--- Figure collection entries ---
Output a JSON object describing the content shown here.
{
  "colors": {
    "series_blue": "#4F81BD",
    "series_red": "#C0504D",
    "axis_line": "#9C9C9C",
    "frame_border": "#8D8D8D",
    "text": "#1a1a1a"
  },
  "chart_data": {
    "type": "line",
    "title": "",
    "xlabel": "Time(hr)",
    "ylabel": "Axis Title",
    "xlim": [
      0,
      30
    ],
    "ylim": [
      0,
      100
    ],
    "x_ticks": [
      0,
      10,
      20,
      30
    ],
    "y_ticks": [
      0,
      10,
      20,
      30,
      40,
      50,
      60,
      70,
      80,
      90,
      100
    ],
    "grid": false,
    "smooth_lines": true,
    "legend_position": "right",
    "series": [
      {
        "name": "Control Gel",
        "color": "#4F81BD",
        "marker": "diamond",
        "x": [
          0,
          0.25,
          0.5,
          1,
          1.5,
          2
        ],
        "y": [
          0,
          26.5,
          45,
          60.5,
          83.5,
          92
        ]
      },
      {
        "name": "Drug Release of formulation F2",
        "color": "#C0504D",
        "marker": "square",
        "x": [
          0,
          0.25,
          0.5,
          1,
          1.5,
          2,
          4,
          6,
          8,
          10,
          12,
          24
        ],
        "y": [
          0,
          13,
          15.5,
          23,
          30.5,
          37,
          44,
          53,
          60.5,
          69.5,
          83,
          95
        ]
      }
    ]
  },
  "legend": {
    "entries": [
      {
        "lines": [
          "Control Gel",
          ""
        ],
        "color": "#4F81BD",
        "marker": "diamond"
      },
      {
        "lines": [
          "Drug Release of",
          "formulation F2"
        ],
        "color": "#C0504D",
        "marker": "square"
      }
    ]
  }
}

--- GOAL ---
Retype all of the material, keeping each line exact.

--- FULL ANSWER ---
Output a JSON object describing the content shown here.
{
  "colors": {
    "series_blue": "#4F81BD",
    "series_red": "#C0504D",
    "axis_line": "#9C9C9C",
    "frame_border": "#8D8D8D",
    "text": "#1a1a1a"
  },
  "chart_data": {
    "type": "line",
    "title": "",
    "xlabel": "Time(hr)",
    "ylabel": "Axis Title",
    "xlim": [
      0,
      30
    ],
    "ylim": [
      0,
      100
    ],
    "x_ticks": [
      0,
      10,
      20,
      30
    ],
    "y_ticks": [
      0,
      10,
      20,
      30,
      40,
      50,
      60,
      70,
      80,
      90,
      100
    ],
    "grid": false,
    "smooth_lines": true,
    "legend_position": "right",
    "series": [
      {
        "name": "Control Gel",
        "color": "#4F81BD",
        "marker": "diamond",
        "x": [
          0,
          0.25,
          0.5,
          1,
          1.5,
          2
        ],
        "y": [
          0,
          26.5,
          45,
          60.5,
          83.5,
          92
        ]
      },
      {
        "name": "Drug Release of formulation F2",
        "color": "#C0504D",
        "marker": "square",
        "x": [
          0,
          0.25,
          0.5,
          1,
          1.5,
          2,
          4,
          6,
          8,
          10,
          12,
          24
        ],
        "y": [
          0,
          13,
          15.5,
          23,
          30.5,
          37,
          44,
          53,
          60.5,
          69.5,
          83,
          95
        ]
      }
    ]
  },
  "legend": {
    "entries": [
      {
        "lines": [
          "Control Gel",
          ""
        ],
        "color": "#4F81BD",
        "marker": "diamond"
      },
      {
        "lines": [
          "Drug Release of",
          "formulation F2"
        ],
        "color": "#C0504D",
        "marker": "square"
      }
    ]
  }
}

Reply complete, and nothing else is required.